**** Given records ****

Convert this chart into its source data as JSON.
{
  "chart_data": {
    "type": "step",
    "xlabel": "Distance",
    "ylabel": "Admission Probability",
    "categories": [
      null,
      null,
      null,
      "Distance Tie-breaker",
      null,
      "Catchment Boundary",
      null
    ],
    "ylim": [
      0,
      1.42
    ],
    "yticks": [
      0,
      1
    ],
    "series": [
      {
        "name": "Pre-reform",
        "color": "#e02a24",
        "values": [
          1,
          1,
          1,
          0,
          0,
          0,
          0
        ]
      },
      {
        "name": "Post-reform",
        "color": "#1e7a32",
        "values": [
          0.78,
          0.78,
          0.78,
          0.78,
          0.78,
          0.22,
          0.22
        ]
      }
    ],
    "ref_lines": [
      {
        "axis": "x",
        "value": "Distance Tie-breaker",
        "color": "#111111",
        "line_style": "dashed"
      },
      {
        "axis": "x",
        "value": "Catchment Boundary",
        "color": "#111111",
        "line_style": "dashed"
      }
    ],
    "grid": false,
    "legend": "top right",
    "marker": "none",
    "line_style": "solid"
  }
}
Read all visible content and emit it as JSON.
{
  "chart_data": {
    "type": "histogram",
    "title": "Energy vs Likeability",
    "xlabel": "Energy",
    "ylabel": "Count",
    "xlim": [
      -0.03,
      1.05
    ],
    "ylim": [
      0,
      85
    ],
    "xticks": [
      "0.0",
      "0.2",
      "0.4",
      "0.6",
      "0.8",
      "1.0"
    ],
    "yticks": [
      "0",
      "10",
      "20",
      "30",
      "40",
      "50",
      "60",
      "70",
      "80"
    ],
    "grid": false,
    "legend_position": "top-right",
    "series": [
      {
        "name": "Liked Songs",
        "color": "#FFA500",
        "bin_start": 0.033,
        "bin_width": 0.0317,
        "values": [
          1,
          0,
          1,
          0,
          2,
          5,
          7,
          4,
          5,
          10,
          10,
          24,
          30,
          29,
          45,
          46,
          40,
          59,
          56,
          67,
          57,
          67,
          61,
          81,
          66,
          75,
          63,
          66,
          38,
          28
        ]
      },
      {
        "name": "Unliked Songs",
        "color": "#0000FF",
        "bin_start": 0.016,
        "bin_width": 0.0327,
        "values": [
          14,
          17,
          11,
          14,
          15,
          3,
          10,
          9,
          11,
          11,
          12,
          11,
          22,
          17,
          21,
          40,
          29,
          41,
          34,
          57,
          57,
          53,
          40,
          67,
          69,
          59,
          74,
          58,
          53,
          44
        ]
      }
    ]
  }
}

****

Give only the number of lines in the records that contain the string "color".

## Solution to the problem
6